#### 页面 ####

它的主要方法包括setSpout、setBolt以及他们的重载方法,最终目的是创建StormTopology对象。

TopologyBuilder类定义如下:

public class TopologyBuilder {
    private final Map<String, IRichBolt> bolts = new HashMap<>();
    private final Map<String, IRichSpout> spouts = new HashMap<>();
    private final Map<String, ComponentCommon> commons = new HashMap<>();
    private final Map<String, Set<String>> componentToSharedMemory = new HashMap<>();
    private final Map<String, SharedMemory> sharedMemory = new HashMap<>();
    private boolean hasStatefulBolt = false;

    private Map<String, StateSpoutSpec> stateSpouts = new HashMap<>();
    private List<ByteBuffer> workerHooks = new ArrayList<>();

    private static String mergeIntoJson(Map<String, Object> into, Map<String, Object> newMap) {
        Map<String, Object> res = new HashMap<>(into);
        res.putAll(newMap);
        return JSONValue.toJSONString(res);
    }

    public StormTopology createTopology() {
        Map<String, Bolt> boltSpecs = new HashMap<>();
        Map<String, SpoutSpec> spoutSpecs = new HashMap<>();
        maybeAddCheckpointSpout();
        for (String boltId : bolts.keySet()) {
            IRichBolt bolt = bolts.get(boltId);
            bolt = maybeAddCheckpointTupleForwarder(bolt);
            ComponentCommon common = getComponentCommon(boltId, bolt);
            try {
                maybeAddCheckpointInputs(common);
                boltSpecs.put(boltId, new Bolt(ComponentObject.serialized_java(Utils.javaSerialize(bolt)), common));
            } catch (RuntimeException wrapperCause) {
                if (wrapperCause.getCause() != null && NotSerializableException.class.equals(wrapperCause.getCause().getClass())) {
                    throw new IllegalStateException("Bolt '" + boltId + "' contains a non-serializable field of type "
                                    + wrapperCause.getCause().getMessage() + ", "
                                    + "which was instantiated prior to topology creation. "
                                    + wrapperCause.getCause().getMessage()
                                    + " "
                                    + "should be instantiated within the prepare method of '"
                                    + boltId
                                    + " at the earliest.",
                            wrapperCause);
                }
                throw wrapperCause;
            }
        }
        for (String spoutId : spouts.keySet()) {
            IRichSpout spout = spouts.get(spoutId);
            ComponentCommon common = getComponentCommon(spoutId, spout);
            try {
                spoutSpecs.put(spoutId, new SpoutSpec(ComponentObject.serialized_java(Utils.javaSerialize(spout)), common));
            } catch (RuntimeException wrapperCause) {
                if (wrapperCause.getCause() != null && NotSerializableException.class.equals(wrapperCause.getCause().getClass())) {
                    throw new IllegalStateException(
                            "Spout '" + spoutId + "' contains a non-serializable field of type "
                                    + wrapperCause.getCause().getMessage()
                                    + ", which was instantiated prior to topology creation. "
                                    + wrapperCause.getCause().getMessage()
                                    + " should be instantiated within the open method of '"

####

> [任务要求] 在这篇讲TopologyBuilder的页面里，setSpout、setBolt及其重载方法的最终目的是什么？ 下面的资料来自另一来源。

#### 资料摘录 ####

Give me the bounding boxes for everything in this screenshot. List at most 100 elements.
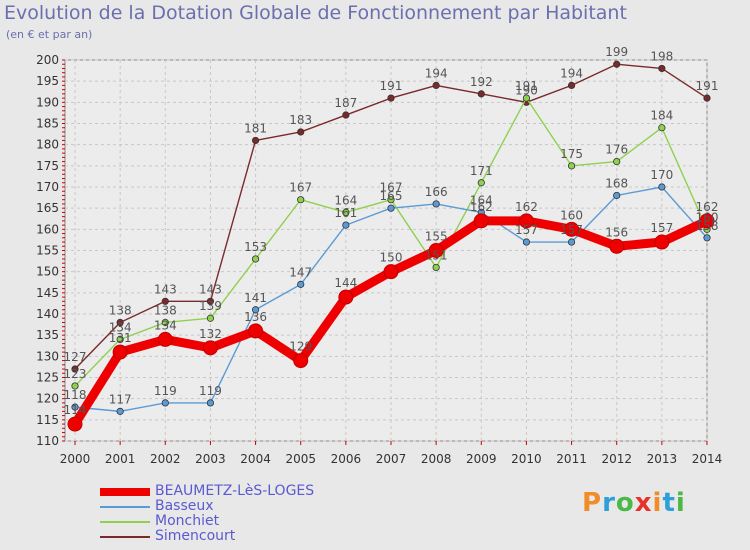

####

> [解答] 创建StormTopology对象。